§ **Excerpted text**

━━━━

39TH FLOOR, TOWER 45
120 WEST FORTY-FIFTH STREET
NEW YORK, NY 10036
      See Footnotes 1,2,3,4,5, and 6
D. E. Shaw Valence Portfolios, L.L.C.
39TH FLOOR, TOWER 45
120 WEST FORTY-FIFTH STREET
NEW YORK, NY 10036
      See Footnotes 1,2,3,4,5, and 6
SHAW DAVID E
39TH FLOOR, TOWER 45
120 WEST FORTY-FIFTH STREET
NEW YORK, NY 10036
      See Footnotes 1,2,3,4,5, and 6

Signatures

 D. E. SHAW LAMINAR PORTFOLIOS, L. L. C. By: D. E. Shaw & Co., L. L. C. as managing member Name: Julius Gaudio Title: Managing Director   12/14/2006
**Signature of Reporting Person Date

 D. E. SHAW & CO., L.P. Name: Julius Gaudio Title: Managing Director   12/14/2006
**Signature of Reporting Person Date

 D. E. SHAW & CO., L.L.C Name: Julius Gaudio Title: Managing Director   12/14/2006
**Signature of Reporting Person Date

 D. E. SHAW VALENCE PORTFOLIOS, L.L.C. By: D. E. Shaw & Co., L.P., as managing member Name: Julius Gaudio Title: Managing Director   12/14/2006
**Signature of Reporting Person Date

 DAVID E. SHAW Name: Julius Gaudio Title: Attorney-in-Fact for David E. Shaw   12/14/2006
**Signature of Reporting Person Date

Explanation of Responses:

* If the form is filed by more than one reporting person, see Instruction 4(b)(v).
** Intentional misstatements or omissions of facts constitute Federal Criminal Violations. See 18 U.S.C. 1001 and 15 U.S.C. 78ff(a).
(1) On November 10, 2006, certain Reporting Persons and/or one or more affiliates of the Reporting Persons reached an understanding with Ian Bruce Eichner to make a joint bid to acquire all of the outstanding shares of Common Stock not currently owned by the Reporting Persons or Ian Bruce Eichner. In accordance with this understanding, a letter was sent to the board of directors of the Issuer proposing to acquire by merger all of the outstanding shares of Common Stock not owned by the Reporting Persons or Ian Bruce Eichner (the "Proposal Letter") for $21 per share in cash. Solely as a result of this understanding and the Proposal Letter, the Reporting Persons and Ian Bruce Eichner may have been deemed to be a group for the reporting purposes of Form 3. On November 14, 2006, the Reporting Persons filed a Form 3 reporting the number of shares beneficially owned by them.
(2) On December 12, 2006, the Reporting Persons and Ian Bruce Eichner withdrew their acquisition proposal contemplated by the Proposal Letter and terminated all other activities permitted by the waiver and approval that the board of directors of the Issuer had granted in connection therewith. Since the Reporting Persons and Ian Bruce Eichner may no longer be deemed to be a group for the reporting purposes of Section 16 of the Securities Exchange Act of 1934 (the "Act"), and the aggregate amount of shares of Common Stock deemed to be beneficially owned by the Reporting Persons represents 9.8% of the outstanding shares of Common Stock, the Reporting Persons are no longer subject to Section 16 of the Act.

━━━━

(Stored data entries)
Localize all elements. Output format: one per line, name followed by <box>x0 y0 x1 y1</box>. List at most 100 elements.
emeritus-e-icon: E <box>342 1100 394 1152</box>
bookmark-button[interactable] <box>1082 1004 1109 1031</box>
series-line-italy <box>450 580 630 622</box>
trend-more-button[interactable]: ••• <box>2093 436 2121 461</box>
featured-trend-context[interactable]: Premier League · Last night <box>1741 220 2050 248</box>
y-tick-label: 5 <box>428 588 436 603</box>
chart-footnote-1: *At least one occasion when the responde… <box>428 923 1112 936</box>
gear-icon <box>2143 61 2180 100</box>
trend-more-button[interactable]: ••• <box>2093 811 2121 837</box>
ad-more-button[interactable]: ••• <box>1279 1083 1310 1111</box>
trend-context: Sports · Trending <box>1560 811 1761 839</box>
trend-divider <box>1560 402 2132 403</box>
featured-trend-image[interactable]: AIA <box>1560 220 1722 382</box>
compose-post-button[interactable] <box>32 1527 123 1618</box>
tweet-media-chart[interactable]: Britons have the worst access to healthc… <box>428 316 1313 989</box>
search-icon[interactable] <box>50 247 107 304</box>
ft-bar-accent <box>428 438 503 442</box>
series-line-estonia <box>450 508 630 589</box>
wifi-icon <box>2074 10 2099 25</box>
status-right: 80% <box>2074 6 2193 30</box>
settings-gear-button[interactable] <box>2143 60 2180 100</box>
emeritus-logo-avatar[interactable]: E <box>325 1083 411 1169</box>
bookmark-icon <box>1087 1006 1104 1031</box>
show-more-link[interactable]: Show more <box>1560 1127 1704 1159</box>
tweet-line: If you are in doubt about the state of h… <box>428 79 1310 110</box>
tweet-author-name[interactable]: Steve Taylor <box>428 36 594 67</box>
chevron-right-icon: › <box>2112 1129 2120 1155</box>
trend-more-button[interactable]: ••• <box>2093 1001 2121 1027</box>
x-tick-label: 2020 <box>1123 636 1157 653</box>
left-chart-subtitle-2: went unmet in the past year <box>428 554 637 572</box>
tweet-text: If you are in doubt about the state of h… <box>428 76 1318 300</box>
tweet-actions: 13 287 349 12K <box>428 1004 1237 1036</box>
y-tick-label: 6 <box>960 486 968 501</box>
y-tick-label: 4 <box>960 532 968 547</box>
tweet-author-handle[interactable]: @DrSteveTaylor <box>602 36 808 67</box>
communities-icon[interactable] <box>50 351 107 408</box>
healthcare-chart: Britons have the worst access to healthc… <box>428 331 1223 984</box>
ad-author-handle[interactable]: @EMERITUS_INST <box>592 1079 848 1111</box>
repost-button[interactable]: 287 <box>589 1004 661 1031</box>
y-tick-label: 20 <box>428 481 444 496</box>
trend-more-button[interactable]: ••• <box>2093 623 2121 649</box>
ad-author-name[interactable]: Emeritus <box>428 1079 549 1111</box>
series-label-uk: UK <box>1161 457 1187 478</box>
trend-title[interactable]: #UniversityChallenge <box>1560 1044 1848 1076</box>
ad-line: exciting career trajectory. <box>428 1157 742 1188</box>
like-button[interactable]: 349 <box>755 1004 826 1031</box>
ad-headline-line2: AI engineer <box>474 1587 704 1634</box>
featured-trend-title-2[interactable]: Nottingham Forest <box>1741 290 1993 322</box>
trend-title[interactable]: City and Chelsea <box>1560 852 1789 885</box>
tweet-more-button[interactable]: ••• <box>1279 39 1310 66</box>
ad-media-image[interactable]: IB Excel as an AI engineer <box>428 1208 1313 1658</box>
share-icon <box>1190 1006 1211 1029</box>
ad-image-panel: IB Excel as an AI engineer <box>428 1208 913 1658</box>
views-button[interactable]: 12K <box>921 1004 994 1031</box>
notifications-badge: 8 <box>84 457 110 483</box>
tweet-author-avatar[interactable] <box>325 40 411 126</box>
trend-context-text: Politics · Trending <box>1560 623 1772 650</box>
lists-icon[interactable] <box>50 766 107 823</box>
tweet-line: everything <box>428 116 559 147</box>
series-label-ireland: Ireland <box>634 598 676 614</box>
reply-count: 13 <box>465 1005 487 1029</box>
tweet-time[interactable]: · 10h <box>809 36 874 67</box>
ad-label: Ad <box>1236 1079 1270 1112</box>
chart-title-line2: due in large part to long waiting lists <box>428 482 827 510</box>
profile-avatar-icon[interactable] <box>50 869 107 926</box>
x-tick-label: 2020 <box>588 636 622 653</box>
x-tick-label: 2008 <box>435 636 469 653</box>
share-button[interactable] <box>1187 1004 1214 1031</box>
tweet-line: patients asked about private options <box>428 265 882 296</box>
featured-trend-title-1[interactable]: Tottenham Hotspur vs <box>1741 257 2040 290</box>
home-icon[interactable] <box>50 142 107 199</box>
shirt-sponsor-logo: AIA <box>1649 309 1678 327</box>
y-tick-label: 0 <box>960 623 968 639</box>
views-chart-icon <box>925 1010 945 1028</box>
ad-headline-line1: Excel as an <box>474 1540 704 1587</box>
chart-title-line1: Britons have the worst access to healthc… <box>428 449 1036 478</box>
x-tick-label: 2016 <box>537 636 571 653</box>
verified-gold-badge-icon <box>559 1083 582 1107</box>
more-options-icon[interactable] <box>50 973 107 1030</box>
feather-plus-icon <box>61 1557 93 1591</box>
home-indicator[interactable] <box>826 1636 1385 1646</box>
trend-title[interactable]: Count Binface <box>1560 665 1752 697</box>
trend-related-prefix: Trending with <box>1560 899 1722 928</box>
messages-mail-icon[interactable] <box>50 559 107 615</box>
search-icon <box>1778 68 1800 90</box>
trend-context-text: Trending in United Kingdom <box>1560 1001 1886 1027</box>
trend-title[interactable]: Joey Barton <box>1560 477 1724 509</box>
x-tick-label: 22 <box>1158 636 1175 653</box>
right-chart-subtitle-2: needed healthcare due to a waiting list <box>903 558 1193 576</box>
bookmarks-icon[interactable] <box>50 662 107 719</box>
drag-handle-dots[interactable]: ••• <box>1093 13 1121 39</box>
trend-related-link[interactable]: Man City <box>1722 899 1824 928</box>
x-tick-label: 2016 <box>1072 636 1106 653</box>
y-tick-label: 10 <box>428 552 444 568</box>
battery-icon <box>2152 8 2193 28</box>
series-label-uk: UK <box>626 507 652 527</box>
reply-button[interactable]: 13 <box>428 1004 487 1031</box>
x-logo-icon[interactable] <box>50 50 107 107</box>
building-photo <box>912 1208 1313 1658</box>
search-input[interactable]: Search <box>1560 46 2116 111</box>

━━━━

§ **Work order**
Translate this sentence from the filing excerpt into Spanish: "On November 14, 2006, the Reporting Persons filed a Form 3 reporting the number of shares beneficially owned by them."

§ **Exercise solution**
El 14 de noviembre de 2006, las Personas Declarantes presentaron un Formulario 3 en el que declaraban el número de acciones de las que eran propietarias beneficiarias.